■ TASK OBJECTIVE:
Each line that follows is to be retyped exactly.

■ RECORDS PROVIDED:
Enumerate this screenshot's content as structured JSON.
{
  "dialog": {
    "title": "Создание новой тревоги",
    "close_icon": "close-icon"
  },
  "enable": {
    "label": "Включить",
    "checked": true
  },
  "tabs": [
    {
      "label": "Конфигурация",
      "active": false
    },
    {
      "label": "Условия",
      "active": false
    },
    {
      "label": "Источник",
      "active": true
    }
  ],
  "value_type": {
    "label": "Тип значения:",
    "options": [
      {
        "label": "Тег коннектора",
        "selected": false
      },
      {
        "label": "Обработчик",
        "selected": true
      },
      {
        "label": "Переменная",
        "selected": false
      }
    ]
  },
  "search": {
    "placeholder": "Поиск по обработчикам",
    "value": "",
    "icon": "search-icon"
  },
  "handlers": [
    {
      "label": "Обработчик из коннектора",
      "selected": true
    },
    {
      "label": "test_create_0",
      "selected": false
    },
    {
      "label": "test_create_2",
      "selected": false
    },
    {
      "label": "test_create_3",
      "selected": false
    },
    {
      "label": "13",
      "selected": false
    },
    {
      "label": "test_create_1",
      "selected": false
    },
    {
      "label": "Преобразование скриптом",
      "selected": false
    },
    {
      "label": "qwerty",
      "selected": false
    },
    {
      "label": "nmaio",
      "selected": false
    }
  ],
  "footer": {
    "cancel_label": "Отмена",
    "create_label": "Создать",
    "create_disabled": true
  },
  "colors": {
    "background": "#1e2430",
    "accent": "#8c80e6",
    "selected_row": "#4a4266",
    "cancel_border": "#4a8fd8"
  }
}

■ TASK OUTPUT:
Enumerate this screenshot's content as structured JSON.
{
  "dialog": {
    "title": "Создание новой тревоги",
    "close_icon": "close-icon"
  },
  "enable": {
    "label": "Включить",
    "checked": true
  },
  "tabs": [
    {
      "label": "Конфигурация",
      "active": false
    },
    {
      "label": "Условия",
      "active": false
    },
    {
      "label": "Источник",
      "active": true
    }
  ],
  "value_type": {
    "label": "Тип значения:",
    "options": [
      {
        "label": "Тег коннектора",
        "selected": false
      },
      {
        "label": "Обработчик",
        "selected": true
      },
      {
        "label": "Переменная",
        "selected": false
      }
    ]
  },
  "search": {
    "placeholder": "Поиск по обработчикам",
    "value": "",
    "icon": "search-icon"
  },
  "handlers": [
    {
      "label": "Обработчик из коннектора",
      "selected": true
    },
    {
      "label": "test_create_0",
      "selected": false
    },
    {
      "label": "test_create_2",
      "selected": false
    },
    {
      "label": "test_create_3",
      "selected": false
    },
    {
      "label": "13",
      "selected": false
    },
    {
      "label": "test_create_1",
      "selected": false
    },
    {
      "label": "Преобразование скриптом",
      "selected": false
    },
    {
      "label": "qwerty",
      "selected": false
    },
    {
      "label": "nmaio",
      "selected": false
    }
  ],
  "footer": {
    "cancel_label": "Отмена",
    "create_label": "Создать",
    "create_disabled": true
  },
  "colors": {
    "background": "#1e2430",
    "accent": "#8c80e6",
    "selected_row": "#4a4266",
    "cancel_border": "#4a8fd8"
  }
}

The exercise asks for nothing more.